** Task goal **
Transcribe each line of the records below exactly, excluding any embedded images.

** Available records **
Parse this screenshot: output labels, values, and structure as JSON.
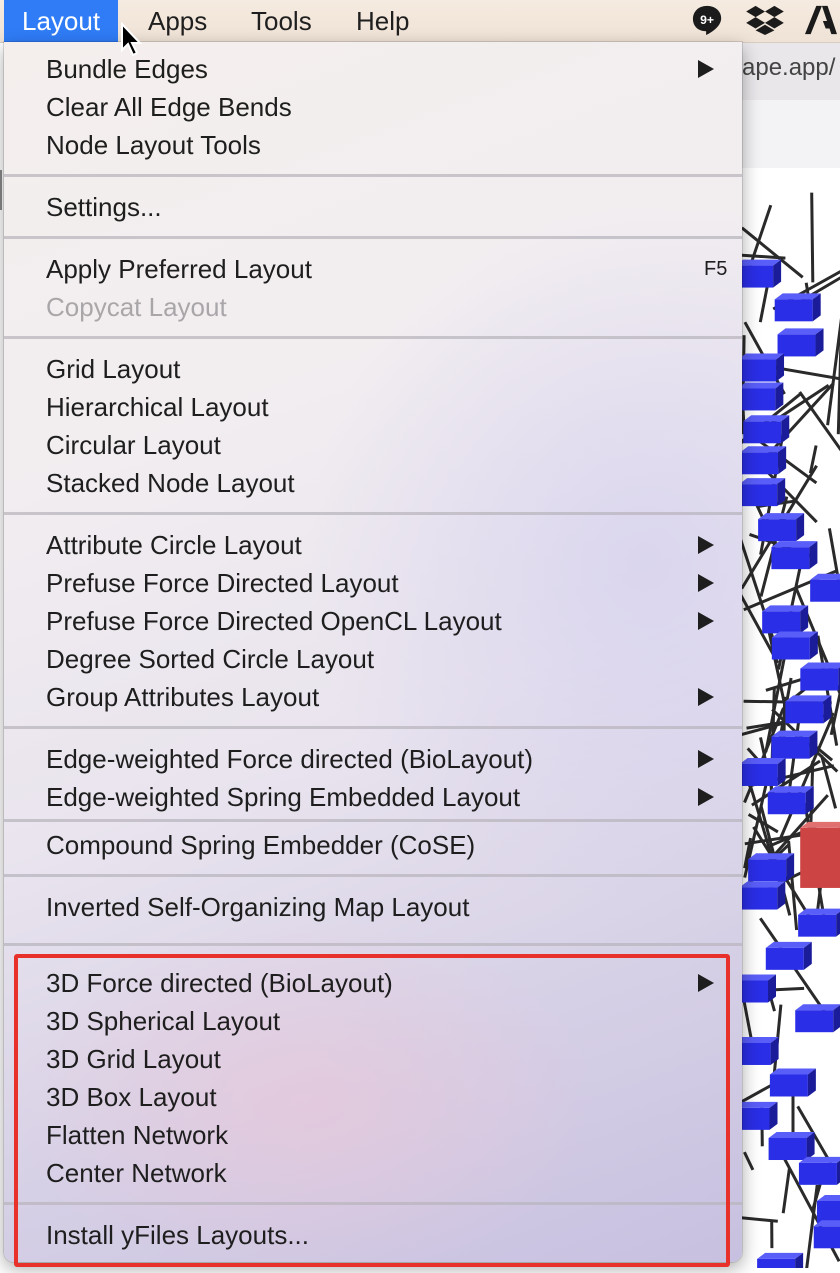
{
  "menubar": {
    "items": [
      "Layout",
      "Apps",
      "Tools",
      "Help"
    ],
    "active_index": 0,
    "status_icons": [
      "hangouts-icon",
      "dropbox-icon",
      "adobe-icon"
    ],
    "badge_text": "9+"
  },
  "background_window": {
    "url_fragment": "ape.app/"
  },
  "layout_menu": {
    "groups": [
      [
        {
          "label": "Bundle Edges",
          "submenu": true
        },
        {
          "label": "Clear All Edge Bends"
        },
        {
          "label": "Node Layout Tools"
        }
      ],
      [
        {
          "label": "Settings..."
        }
      ],
      [
        {
          "label": "Apply Preferred Layout",
          "shortcut": "F5"
        },
        {
          "label": "Copycat Layout",
          "disabled": true
        }
      ],
      [
        {
          "label": "Grid Layout"
        },
        {
          "label": "Hierarchical Layout"
        },
        {
          "label": "Circular Layout"
        },
        {
          "label": "Stacked Node Layout"
        }
      ],
      [
        {
          "label": "Attribute Circle Layout",
          "submenu": true
        },
        {
          "label": "Prefuse Force Directed Layout",
          "submenu": true
        },
        {
          "label": "Prefuse Force Directed OpenCL Layout",
          "submenu": true
        },
        {
          "label": "Degree Sorted Circle Layout"
        },
        {
          "label": "Group Attributes Layout",
          "submenu": true
        }
      ],
      [
        {
          "label": "Edge-weighted Force directed (BioLayout)",
          "submenu": true
        },
        {
          "label": "Edge-weighted Spring Embedded Layout",
          "submenu": true
        }
      ],
      [
        {
          "label": "Compound Spring Embedder (CoSE)"
        }
      ],
      [
        {
          "label": "Inverted Self-Organizing Map Layout"
        }
      ],
      [
        {
          "label": "3D Force directed (BioLayout)",
          "submenu": true
        },
        {
          "label": "3D Spherical Layout"
        },
        {
          "label": "3D Grid Layout"
        },
        {
          "label": "3D Box Layout"
        },
        {
          "label": "Flatten Network"
        },
        {
          "label": "Center Network"
        }
      ],
      [
        {
          "label": "Install yFiles Layouts..."
        }
      ]
    ]
  },
  "colors": {
    "menubar_active": "#2f7cf6",
    "highlight_box": "#e8312b",
    "network_node": "#2a2ee6",
    "network_node_selected": "#cc4444",
    "network_edge": "#2a2a2a"
  }
}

** Task result **
Parse this screenshot: output labels, values, and structure as JSON.
{
  "menubar": {
    "items": [
      "Layout",
      "Apps",
      "Tools",
      "Help"
    ],
    "active_index": 0,
    "status_icons": [
      "hangouts-icon",
      "dropbox-icon",
      "adobe-icon"
    ],
    "badge_text": "9+"
  },
  "background_window": {
    "url_fragment": "ape.app/"
  },
  "layout_menu": {
    "groups": [
      [
        {
          "label": "Bundle Edges",
          "submenu": true
        },
        {
          "label": "Clear All Edge Bends"
        },
        {
          "label": "Node Layout Tools"
        }
      ],
      [
        {
          "label": "Settings..."
        }
      ],
      [
        {
          "label": "Apply Preferred Layout",
          "shortcut": "F5"
        },
        {
          "label": "Copycat Layout",
          "disabled": true
        }
      ],
      [
        {
          "label": "Grid Layout"
        },
        {
          "label": "Hierarchical Layout"
        },
        {
          "label": "Circular Layout"
        },
        {
          "label": "Stacked Node Layout"
        }
      ],
      [
        {
          "label": "Attribute Circle Layout",
          "submenu": true
        },
        {
          "label": "Prefuse Force Directed Layout",
          "submenu": true
        },
        {
          "label": "Prefuse Force Directed OpenCL Layout",
          "submenu": true
        },
        {
          "label": "Degree Sorted Circle Layout"
        },
        {
          "label": "Group Attributes Layout",
          "submenu": true
        }
      ],
      [
        {
          "label": "Edge-weighted Force directed (BioLayout)",
          "submenu": true
        },
        {
          "label": "Edge-weighted Spring Embedded Layout",
          "submenu": true
        }
      ],
      [
        {
          "label": "Compound Spring Embedder (CoSE)"
        }
      ],
      [
        {
          "label": "Inverted Self-Organizing Map Layout"
        }
      ],
      [
        {
          "label": "3D Force directed (BioLayout)",
          "submenu": true
        },
        {
          "label": "3D Spherical Layout"
        },
        {
          "label": "3D Grid Layout"
        },
        {
          "label": "3D Box Layout"
        },
        {
          "label": "Flatten Network"
        },
        {
          "label": "Center Network"
        }
      ],
      [
        {
          "label": "Install yFiles Layouts..."
        }
      ]
    ]
  },
  "colors": {
    "menubar_active": "#2f7cf6",
    "highlight_box": "#e8312b",
    "network_node": "#2a2ee6",
    "network_node_selected": "#cc4444",
    "network_edge": "#2a2a2a"
  }
}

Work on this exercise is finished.